Your instructions ▸ Can you give all the records again without altering a single character?

[Begin Records for this task]

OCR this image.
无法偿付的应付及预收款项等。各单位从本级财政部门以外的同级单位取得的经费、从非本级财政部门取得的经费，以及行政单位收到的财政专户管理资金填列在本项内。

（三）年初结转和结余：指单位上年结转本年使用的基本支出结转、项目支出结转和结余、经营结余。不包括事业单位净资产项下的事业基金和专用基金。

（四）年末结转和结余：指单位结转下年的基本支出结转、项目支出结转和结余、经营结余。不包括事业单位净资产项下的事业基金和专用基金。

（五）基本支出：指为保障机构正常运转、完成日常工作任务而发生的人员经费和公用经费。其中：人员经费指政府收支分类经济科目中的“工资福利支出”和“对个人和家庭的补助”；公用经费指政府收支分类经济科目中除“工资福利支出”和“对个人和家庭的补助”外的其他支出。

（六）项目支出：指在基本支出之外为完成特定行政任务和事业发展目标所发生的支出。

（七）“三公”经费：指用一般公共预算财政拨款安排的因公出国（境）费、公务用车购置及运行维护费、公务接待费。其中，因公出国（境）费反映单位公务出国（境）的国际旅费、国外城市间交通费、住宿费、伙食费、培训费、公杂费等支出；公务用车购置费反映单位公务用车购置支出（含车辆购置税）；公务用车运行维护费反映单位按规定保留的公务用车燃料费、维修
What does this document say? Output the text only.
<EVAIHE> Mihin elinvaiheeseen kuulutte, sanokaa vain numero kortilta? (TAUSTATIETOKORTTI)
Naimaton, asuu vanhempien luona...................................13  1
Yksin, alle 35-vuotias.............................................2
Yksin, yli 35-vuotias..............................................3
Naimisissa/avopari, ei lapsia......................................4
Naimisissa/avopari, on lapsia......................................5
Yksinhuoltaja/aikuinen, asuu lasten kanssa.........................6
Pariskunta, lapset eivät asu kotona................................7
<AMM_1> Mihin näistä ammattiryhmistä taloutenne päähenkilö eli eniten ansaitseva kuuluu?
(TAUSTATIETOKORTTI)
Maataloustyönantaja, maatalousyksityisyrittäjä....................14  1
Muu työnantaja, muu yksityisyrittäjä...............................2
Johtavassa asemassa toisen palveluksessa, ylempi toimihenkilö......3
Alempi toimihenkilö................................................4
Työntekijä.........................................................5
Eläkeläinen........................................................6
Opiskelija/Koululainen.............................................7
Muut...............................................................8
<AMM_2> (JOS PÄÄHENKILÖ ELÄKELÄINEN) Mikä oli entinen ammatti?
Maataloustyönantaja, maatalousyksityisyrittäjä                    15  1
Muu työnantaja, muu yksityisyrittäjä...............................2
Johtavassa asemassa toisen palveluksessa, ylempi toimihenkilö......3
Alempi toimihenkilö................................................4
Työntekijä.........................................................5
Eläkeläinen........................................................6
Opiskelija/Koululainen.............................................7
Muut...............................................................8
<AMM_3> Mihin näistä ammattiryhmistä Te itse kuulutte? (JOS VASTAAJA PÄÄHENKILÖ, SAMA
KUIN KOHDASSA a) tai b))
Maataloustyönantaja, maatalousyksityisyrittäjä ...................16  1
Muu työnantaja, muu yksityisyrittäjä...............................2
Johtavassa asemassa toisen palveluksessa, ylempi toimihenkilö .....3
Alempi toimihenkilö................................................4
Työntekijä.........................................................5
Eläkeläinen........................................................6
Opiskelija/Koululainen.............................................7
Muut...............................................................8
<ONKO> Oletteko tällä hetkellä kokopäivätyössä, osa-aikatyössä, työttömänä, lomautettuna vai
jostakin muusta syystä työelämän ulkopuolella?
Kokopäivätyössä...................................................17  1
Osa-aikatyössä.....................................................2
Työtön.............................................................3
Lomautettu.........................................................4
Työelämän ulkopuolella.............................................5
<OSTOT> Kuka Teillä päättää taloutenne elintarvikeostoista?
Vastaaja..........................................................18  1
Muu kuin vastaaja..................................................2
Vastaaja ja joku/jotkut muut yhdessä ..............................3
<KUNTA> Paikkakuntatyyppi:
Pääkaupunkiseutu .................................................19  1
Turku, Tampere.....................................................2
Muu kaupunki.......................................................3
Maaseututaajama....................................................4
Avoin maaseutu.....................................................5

[End Records for this task]

Exercise response ▸
OCR this image.
无法偿付的应付及预收款项等。各单位从本级财政部门以外的同级单位取得的经费、从非本级财政部门取得的经费，以及行政单位收到的财政专户管理资金填列在本项内。

（三）年初结转和结余：指单位上年结转本年使用的基本支出结转、项目支出结转和结余、经营结余。不包括事业单位净资产项下的事业基金和专用基金。

（四）年末结转和结余：指单位结转下年的基本支出结转、项目支出结转和结余、经营结余。不包括事业单位净资产项下的事业基金和专用基金。

（五）基本支出：指为保障机构正常运转、完成日常工作任务而发生的人员经费和公用经费。其中：人员经费指政府收支分类经济科目中的“工资福利支出”和“对个人和家庭的补助”；公用经费指政府收支分类经济科目中除“工资福利支出”和“对个人和家庭的补助”外的其他支出。

（六）项目支出：指在基本支出之外为完成特定行政任务和事业发展目标所发生的支出。

（七）“三公”经费：指用一般公共预算财政拨款安排的因公出国（境）费、公务用车购置及运行维护费、公务接待费。其中，因公出国（境）费反映单位公务出国（境）的国际旅费、国外城市间交通费、住宿费、伙食费、培训费、公杂费等支出；公务用车购置费反映单位公务用车购置支出（含车辆购置税）；公务用车运行维护费反映单位按规定保留的公务用车燃料费、维修
What does this document say? Output the text only.
<EVAIHE> Mihin elinvaiheeseen kuulutte, sanokaa vain numero kortilta? (TAUSTATIETOKORTTI)
Naimaton, asuu vanhempien luona...................................13  1
Yksin, alle 35-vuotias.............................................2
Yksin, yli 35-vuotias..............................................3
Naimisissa/avopari, ei lapsia......................................4
Naimisissa/avopari, on lapsia......................................5
Yksinhuoltaja/aikuinen, asuu lasten kanssa.........................6
Pariskunta, lapset eivät asu kotona................................7
<AMM_1> Mihin näistä ammattiryhmistä taloutenne päähenkilö eli eniten ansaitseva kuuluu?
(TAUSTATIETOKORTTI)
Maataloustyönantaja, maatalousyksityisyrittäjä....................14  1
Muu työnantaja, muu yksityisyrittäjä...............................2
Johtavassa asemassa toisen palveluksessa, ylempi toimihenkilö......3
Alempi toimihenkilö................................................4
Työntekijä.........................................................5
Eläkeläinen........................................................6
Opiskelija/Koululainen.............................................7
Muut...............................................................8
<AMM_2> (JOS PÄÄHENKILÖ ELÄKELÄINEN) Mikä oli entinen ammatti?
Maataloustyönantaja, maatalousyksityisyrittäjä                    15  1
Muu työnantaja, muu yksityisyrittäjä...............................2
Johtavassa asemassa toisen palveluksessa, ylempi toimihenkilö......3
Alempi toimihenkilö................................................4
Työntekijä.........................................................5
Eläkeläinen........................................................6
Opiskelija/Koululainen.............................................7
Muut...............................................................8
<AMM_3> Mihin näistä ammattiryhmistä Te itse kuulutte? (JOS VASTAAJA PÄÄHENKILÖ, SAMA
KUIN KOHDASSA a) tai b))
Maataloustyönantaja, maatalousyksityisyrittäjä ...................16  1
Muu työnantaja, muu yksityisyrittäjä...............................2
Johtavassa asemassa toisen palveluksessa, ylempi toimihenkilö .....3
Alempi toimihenkilö................................................4
Työntekijä.........................................................5
Eläkeläinen........................................................6
Opiskelija/Koululainen.............................................7
Muut...............................................................8
<ONKO> Oletteko tällä hetkellä kokopäivätyössä, osa-aikatyössä, työttömänä, lomautettuna vai
jostakin muusta syystä työelämän ulkopuolella?
Kokopäivätyössä...................................................17  1
Osa-aikatyössä.....................................................2
Työtön.............................................................3
Lomautettu.........................................................4
Työelämän ulkopuolella.............................................5
<OSTOT> Kuka Teillä päättää taloutenne elintarvikeostoista?
Vastaaja..........................................................18  1
Muu kuin vastaaja..................................................2
Vastaaja ja joku/jotkut muut yhdessä ..............................3
<KUNTA> Paikkakuntatyyppi:
Pääkaupunkiseutu .................................................19  1
Turku, Tampere.....................................................2
Muu kaupunki.......................................................3
Maaseututaajama....................................................4
Avoin maaseutu.....................................................5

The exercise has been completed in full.